#### Records to process:
== == ==
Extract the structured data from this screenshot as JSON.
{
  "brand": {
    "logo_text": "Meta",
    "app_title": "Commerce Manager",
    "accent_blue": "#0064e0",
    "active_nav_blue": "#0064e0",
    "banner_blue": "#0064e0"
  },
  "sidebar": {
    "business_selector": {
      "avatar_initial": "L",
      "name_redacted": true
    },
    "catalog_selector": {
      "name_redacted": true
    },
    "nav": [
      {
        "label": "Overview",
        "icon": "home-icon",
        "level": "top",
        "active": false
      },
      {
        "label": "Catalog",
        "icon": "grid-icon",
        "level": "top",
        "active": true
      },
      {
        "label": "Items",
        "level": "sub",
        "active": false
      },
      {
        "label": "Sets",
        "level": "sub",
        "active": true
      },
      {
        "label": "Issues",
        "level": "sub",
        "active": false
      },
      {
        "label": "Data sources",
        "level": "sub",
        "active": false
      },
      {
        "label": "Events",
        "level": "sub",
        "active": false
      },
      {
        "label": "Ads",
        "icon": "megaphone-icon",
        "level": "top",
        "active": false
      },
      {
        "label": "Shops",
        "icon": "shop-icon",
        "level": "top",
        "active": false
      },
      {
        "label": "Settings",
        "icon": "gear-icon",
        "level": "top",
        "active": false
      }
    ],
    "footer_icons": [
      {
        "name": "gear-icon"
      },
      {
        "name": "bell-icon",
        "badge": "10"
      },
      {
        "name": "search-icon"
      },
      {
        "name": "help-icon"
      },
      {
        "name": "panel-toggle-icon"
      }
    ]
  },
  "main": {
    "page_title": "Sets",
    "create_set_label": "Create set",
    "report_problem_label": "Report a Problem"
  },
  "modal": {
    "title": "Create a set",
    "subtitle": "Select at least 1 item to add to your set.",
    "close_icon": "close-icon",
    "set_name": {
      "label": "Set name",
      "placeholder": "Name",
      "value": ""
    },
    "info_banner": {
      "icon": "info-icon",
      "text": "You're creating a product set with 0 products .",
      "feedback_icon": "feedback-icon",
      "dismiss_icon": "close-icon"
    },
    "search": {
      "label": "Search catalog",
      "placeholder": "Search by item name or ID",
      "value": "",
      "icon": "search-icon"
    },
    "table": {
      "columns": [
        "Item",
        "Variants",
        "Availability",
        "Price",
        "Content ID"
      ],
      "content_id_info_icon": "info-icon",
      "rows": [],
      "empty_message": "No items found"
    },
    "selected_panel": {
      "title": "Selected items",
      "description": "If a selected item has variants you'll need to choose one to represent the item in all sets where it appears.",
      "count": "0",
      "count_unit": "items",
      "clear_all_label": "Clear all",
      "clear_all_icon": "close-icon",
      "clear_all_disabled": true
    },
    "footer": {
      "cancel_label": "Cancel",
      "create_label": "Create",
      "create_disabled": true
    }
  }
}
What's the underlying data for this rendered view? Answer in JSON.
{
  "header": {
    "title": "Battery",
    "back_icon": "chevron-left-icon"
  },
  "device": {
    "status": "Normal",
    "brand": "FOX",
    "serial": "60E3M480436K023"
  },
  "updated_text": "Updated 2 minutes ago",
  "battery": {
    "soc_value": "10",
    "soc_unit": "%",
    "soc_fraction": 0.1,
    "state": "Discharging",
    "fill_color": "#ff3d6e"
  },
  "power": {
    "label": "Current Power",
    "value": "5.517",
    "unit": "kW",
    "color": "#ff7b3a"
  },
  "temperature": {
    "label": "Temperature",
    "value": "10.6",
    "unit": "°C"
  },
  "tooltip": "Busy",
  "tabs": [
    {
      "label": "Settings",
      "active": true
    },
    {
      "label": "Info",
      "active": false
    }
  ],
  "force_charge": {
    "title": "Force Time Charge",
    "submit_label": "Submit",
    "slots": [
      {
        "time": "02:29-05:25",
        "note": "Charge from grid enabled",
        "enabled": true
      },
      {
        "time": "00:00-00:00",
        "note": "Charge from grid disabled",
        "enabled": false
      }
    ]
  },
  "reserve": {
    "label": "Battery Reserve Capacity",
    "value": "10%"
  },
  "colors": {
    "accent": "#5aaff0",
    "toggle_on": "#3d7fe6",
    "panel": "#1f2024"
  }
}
== == ==
#### Exercise objective:
Your reply is one number: how many lines of the records above contain the word "this".

#### Correct output:
2